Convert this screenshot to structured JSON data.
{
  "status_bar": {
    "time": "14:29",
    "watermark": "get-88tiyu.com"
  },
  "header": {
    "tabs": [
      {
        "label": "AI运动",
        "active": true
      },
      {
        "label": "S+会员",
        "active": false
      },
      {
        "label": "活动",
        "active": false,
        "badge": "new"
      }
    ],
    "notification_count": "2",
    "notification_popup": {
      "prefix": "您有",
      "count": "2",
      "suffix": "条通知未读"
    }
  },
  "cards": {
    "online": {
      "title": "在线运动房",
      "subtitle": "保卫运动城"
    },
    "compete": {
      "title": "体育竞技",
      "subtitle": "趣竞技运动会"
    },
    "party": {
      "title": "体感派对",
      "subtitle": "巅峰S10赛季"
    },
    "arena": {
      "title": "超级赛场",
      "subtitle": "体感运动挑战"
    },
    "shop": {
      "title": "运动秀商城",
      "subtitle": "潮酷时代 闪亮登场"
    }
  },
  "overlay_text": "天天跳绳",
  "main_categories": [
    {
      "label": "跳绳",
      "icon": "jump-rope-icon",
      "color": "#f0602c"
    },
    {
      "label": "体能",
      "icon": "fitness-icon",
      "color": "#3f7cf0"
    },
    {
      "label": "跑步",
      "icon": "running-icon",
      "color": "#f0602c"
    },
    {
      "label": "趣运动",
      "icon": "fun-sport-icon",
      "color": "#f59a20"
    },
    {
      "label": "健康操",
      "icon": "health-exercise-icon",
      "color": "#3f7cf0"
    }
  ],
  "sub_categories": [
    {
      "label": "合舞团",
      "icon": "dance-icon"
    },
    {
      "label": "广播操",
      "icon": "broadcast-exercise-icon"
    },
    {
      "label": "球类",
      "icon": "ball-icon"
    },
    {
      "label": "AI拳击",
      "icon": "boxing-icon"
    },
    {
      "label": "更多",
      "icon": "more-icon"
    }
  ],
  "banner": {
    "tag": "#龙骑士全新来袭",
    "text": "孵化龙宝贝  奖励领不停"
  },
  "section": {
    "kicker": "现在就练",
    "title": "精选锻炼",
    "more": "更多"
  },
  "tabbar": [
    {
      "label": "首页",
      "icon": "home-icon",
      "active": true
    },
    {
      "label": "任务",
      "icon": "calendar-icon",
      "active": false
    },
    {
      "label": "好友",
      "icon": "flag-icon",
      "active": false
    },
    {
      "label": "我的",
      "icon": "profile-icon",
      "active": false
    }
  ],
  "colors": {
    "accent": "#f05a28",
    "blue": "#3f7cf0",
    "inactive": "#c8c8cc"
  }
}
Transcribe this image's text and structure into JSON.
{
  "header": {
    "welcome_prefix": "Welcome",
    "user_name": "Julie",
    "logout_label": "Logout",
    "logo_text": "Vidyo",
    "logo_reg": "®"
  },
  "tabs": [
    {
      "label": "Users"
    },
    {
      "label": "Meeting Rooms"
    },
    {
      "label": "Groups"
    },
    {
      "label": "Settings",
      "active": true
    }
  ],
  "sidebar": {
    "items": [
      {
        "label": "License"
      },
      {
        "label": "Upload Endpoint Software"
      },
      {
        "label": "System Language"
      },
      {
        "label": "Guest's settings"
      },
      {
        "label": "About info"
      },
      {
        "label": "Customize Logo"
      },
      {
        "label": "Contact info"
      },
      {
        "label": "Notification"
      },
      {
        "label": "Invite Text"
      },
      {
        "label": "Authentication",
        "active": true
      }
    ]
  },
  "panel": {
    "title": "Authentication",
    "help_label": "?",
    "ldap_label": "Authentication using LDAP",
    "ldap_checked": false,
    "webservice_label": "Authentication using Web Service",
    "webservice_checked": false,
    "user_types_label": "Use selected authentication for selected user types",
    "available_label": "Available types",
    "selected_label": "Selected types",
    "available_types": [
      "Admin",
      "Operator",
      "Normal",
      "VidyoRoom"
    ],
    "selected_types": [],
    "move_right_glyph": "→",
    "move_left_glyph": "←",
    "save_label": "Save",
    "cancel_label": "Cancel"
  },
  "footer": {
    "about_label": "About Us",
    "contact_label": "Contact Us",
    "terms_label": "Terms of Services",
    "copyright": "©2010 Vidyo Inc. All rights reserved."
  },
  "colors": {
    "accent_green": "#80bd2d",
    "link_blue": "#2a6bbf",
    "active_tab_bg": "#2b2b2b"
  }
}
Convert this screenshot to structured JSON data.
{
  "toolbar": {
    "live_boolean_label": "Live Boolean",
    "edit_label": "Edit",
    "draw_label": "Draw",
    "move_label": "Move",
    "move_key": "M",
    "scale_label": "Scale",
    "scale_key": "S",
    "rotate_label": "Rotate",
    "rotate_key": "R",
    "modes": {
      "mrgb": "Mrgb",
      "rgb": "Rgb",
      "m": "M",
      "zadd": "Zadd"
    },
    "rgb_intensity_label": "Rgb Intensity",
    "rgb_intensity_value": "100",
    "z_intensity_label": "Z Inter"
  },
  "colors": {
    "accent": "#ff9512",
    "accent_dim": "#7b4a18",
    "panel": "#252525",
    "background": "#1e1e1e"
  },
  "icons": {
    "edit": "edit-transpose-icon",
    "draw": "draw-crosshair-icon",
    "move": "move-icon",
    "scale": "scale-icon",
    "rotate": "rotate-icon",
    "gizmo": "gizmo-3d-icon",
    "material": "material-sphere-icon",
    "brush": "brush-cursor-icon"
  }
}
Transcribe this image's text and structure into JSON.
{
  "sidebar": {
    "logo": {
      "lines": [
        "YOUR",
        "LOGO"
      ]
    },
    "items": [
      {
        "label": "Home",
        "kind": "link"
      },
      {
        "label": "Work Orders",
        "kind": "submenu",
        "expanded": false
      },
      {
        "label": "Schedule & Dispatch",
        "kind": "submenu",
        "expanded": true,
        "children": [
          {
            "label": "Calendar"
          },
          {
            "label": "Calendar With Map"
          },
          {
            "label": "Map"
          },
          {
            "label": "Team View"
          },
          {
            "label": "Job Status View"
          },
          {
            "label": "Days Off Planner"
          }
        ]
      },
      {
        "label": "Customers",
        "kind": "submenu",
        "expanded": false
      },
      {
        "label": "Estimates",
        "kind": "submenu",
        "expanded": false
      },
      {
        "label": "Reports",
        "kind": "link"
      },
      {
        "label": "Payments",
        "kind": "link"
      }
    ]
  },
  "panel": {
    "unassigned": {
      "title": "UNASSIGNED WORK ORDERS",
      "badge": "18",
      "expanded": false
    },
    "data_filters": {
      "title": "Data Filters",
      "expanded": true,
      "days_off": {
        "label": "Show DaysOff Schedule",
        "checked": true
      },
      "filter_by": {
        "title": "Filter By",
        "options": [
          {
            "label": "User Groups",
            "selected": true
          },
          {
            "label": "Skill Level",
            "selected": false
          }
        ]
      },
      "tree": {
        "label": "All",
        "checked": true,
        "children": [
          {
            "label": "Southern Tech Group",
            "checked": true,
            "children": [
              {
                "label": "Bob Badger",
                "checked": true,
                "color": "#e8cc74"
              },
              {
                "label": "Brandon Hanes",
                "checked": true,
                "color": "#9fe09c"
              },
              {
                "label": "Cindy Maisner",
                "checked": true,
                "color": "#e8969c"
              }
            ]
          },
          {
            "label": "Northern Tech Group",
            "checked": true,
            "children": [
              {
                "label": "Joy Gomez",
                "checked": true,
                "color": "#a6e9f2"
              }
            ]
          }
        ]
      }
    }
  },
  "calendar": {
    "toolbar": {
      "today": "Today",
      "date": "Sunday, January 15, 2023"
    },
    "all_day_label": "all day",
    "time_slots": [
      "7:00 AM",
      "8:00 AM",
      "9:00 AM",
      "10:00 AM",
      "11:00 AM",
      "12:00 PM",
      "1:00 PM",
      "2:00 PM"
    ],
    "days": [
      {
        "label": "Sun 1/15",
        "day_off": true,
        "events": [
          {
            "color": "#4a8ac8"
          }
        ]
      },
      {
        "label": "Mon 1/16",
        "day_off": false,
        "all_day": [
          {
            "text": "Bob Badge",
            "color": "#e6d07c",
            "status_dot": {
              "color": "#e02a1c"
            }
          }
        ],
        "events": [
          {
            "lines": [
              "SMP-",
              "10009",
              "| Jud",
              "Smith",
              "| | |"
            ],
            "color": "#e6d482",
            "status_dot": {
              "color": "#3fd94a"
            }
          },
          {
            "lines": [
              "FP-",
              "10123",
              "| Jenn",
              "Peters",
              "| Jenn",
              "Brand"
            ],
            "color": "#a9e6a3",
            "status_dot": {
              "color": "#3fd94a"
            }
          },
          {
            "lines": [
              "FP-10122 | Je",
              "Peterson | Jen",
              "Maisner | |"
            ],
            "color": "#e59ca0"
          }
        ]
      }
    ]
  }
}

__________________________________________________

## The exercise
Gather each line of the listing containing the word "Tech" and show it.

## Task solution
            "label": "Southern Tech Group",
            "label": "Northern Tech Group",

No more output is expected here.